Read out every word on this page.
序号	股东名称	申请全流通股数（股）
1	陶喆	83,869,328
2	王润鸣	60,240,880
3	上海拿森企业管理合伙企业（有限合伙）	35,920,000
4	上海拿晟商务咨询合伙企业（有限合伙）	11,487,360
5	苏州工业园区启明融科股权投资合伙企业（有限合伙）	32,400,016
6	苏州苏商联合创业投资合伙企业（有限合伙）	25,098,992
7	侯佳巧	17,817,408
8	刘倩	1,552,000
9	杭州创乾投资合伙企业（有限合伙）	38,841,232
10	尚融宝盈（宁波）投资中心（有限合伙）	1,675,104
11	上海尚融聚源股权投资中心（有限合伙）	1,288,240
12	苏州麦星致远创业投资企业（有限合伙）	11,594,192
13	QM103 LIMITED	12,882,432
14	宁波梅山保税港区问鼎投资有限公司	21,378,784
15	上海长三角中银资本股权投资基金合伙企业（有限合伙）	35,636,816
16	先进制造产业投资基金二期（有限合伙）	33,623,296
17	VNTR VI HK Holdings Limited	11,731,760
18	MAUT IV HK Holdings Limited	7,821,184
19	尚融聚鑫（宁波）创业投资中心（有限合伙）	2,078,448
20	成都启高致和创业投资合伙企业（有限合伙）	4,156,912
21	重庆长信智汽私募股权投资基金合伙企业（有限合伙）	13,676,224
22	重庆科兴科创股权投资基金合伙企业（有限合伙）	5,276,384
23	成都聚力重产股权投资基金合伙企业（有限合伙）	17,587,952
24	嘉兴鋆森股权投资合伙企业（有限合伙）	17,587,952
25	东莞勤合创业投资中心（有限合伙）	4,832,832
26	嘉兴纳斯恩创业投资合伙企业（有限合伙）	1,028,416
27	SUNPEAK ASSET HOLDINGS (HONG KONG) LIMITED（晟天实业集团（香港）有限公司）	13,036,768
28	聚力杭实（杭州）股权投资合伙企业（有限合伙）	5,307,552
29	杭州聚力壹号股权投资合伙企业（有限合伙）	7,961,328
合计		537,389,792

== Your task ==
Retype every entry word for word.

== Expected answer ==
Read out every word on this page.
序号	股东名称	申请全流通股数（股）
1	陶喆	83,869,328
2	王润鸣	60,240,880
3	上海拿森企业管理合伙企业（有限合伙）	35,920,000
4	上海拿晟商务咨询合伙企业（有限合伙）	11,487,360
5	苏州工业园区启明融科股权投资合伙企业（有限合伙）	32,400,016
6	苏州苏商联合创业投资合伙企业（有限合伙）	25,098,992
7	侯佳巧	17,817,408
8	刘倩	1,552,000
9	杭州创乾投资合伙企业（有限合伙）	38,841,232
10	尚融宝盈（宁波）投资中心（有限合伙）	1,675,104
11	上海尚融聚源股权投资中心（有限合伙）	1,288,240
12	苏州麦星致远创业投资企业（有限合伙）	11,594,192
13	QM103 LIMITED	12,882,432
14	宁波梅山保税港区问鼎投资有限公司	21,378,784
15	上海长三角中银资本股权投资基金合伙企业（有限合伙）	35,636,816
16	先进制造产业投资基金二期（有限合伙）	33,623,296
17	VNTR VI HK Holdings Limited	11,731,760
18	MAUT IV HK Holdings Limited	7,821,184
19	尚融聚鑫（宁波）创业投资中心（有限合伙）	2,078,448
20	成都启高致和创业投资合伙企业（有限合伙）	4,156,912
21	重庆长信智汽私募股权投资基金合伙企业（有限合伙）	13,676,224
22	重庆科兴科创股权投资基金合伙企业（有限合伙）	5,276,384
23	成都聚力重产股权投资基金合伙企业（有限合伙）	17,587,952
24	嘉兴鋆森股权投资合伙企业（有限合伙）	17,587,952
25	东莞勤合创业投资中心（有限合伙）	4,832,832
26	嘉兴纳斯恩创业投资合伙企业（有限合伙）	1,028,416
27	SUNPEAK ASSET HOLDINGS (HONG KONG) LIMITED（晟天实业集团（香港）有限公司）	13,036,768
28	聚力杭实（杭州）股权投资合伙企业（有限合伙）	5,307,552
29	杭州聚力壹号股权投资合伙企业（有限合伙）	7,961,328
合计		537,389,792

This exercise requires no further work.